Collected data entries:
***

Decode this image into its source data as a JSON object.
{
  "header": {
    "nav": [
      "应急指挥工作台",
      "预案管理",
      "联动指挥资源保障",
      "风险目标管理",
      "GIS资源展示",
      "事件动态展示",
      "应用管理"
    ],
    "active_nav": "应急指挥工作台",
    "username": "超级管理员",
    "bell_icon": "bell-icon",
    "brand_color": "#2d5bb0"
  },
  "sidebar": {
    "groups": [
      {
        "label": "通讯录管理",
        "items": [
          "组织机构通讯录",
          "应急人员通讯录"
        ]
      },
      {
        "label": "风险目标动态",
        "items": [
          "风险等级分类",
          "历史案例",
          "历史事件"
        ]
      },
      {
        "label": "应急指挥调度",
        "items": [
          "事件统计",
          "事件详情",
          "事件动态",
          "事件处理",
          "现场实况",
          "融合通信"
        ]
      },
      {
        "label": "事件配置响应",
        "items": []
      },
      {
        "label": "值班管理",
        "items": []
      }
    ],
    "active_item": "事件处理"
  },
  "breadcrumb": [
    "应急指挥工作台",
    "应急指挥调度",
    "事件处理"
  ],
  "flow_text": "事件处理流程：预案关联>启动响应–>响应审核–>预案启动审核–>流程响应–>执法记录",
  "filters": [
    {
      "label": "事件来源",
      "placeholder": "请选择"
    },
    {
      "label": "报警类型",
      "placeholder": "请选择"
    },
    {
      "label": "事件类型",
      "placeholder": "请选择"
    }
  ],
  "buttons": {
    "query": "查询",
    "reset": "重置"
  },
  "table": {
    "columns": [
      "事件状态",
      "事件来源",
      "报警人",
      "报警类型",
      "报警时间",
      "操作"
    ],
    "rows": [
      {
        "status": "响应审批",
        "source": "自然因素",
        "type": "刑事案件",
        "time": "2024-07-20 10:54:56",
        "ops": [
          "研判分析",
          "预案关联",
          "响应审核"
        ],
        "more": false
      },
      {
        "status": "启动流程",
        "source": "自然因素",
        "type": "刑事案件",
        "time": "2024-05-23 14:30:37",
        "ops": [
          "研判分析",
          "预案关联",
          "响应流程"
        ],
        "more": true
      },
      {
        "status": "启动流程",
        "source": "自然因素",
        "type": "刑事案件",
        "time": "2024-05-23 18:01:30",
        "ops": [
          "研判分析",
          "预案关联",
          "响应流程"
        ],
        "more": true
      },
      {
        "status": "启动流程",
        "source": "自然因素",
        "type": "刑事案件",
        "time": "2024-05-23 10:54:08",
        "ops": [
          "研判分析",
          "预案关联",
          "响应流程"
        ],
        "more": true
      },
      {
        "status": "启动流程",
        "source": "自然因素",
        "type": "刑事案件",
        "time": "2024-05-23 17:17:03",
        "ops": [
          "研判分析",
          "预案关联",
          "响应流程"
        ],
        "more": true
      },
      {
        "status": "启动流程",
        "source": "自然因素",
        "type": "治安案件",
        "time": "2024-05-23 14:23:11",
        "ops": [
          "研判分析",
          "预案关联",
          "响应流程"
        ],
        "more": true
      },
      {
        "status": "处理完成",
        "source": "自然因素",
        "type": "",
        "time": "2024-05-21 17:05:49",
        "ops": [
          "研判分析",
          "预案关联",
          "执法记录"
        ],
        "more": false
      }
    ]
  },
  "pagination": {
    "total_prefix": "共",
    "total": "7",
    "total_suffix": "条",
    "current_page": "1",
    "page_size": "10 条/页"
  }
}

***

Task directions: All of the entries above should be written out again exactly.

Written solution:
Decode this image into its source data as a JSON object.
{
  "header": {
    "nav": [
      "应急指挥工作台",
      "预案管理",
      "联动指挥资源保障",
      "风险目标管理",
      "GIS资源展示",
      "事件动态展示",
      "应用管理"
    ],
    "active_nav": "应急指挥工作台",
    "username": "超级管理员",
    "bell_icon": "bell-icon",
    "brand_color": "#2d5bb0"
  },
  "sidebar": {
    "groups": [
      {
        "label": "通讯录管理",
        "items": [
          "组织机构通讯录",
          "应急人员通讯录"
        ]
      },
      {
        "label": "风险目标动态",
        "items": [
          "风险等级分类",
          "历史案例",
          "历史事件"
        ]
      },
      {
        "label": "应急指挥调度",
        "items": [
          "事件统计",
          "事件详情",
          "事件动态",
          "事件处理",
          "现场实况",
          "融合通信"
        ]
      },
      {
        "label": "事件配置响应",
        "items": []
      },
      {
        "label": "值班管理",
        "items": []
      }
    ],
    "active_item": "事件处理"
  },
  "breadcrumb": [
    "应急指挥工作台",
    "应急指挥调度",
    "事件处理"
  ],
  "flow_text": "事件处理流程：预案关联>启动响应–>响应审核–>预案启动审核–>流程响应–>执法记录",
  "filters": [
    {
      "label": "事件来源",
      "placeholder": "请选择"
    },
    {
      "label": "报警类型",
      "placeholder": "请选择"
    },
    {
      "label": "事件类型",
      "placeholder": "请选择"
    }
  ],
  "buttons": {
    "query": "查询",
    "reset": "重置"
  },
  "table": {
    "columns": [
      "事件状态",
      "事件来源",
      "报警人",
      "报警类型",
      "报警时间",
      "操作"
    ],
    "rows": [
      {
        "status": "响应审批",
        "source": "自然因素",
        "type": "刑事案件",
        "time": "2024-07-20 10:54:56",
        "ops": [
          "研判分析",
          "预案关联",
          "响应审核"
        ],
        "more": false
      },
      {
        "status": "启动流程",
        "source": "自然因素",
        "type": "刑事案件",
        "time": "2024-05-23 14:30:37",
        "ops": [
          "研判分析",
          "预案关联",
          "响应流程"
        ],
        "more": true
      },
      {
        "status": "启动流程",
        "source": "自然因素",
        "type": "刑事案件",
        "time": "2024-05-23 18:01:30",
        "ops": [
          "研判分析",
          "预案关联",
          "响应流程"
        ],
        "more": true
      },
      {
        "status": "启动流程",
        "source": "自然因素",
        "type": "刑事案件",
        "time": "2024-05-23 10:54:08",
        "ops": [
          "研判分析",
          "预案关联",
          "响应流程"
        ],
        "more": true
      },
      {
        "status": "启动流程",
        "source": "自然因素",
        "type": "刑事案件",
        "time": "2024-05-23 17:17:03",
        "ops": [
          "研判分析",
          "预案关联",
          "响应流程"
        ],
        "more": true
      },
      {
        "status": "启动流程",
        "source": "自然因素",
        "type": "治安案件",
        "time": "2024-05-23 14:23:11",
        "ops": [
          "研判分析",
          "预案关联",
          "响应流程"
        ],
        "more": true
      },
      {
        "status": "处理完成",
        "source": "自然因素",
        "type": "",
        "time": "2024-05-21 17:05:49",
        "ops": [
          "研判分析",
          "预案关联",
          "执法记录"
        ],
        "more": false
      }
    ]
  },
  "pagination": {
    "total_prefix": "共",
    "total": "7",
    "total_suffix": "条",
    "current_page": "1",
    "page_size": "10 条/页"
  }
}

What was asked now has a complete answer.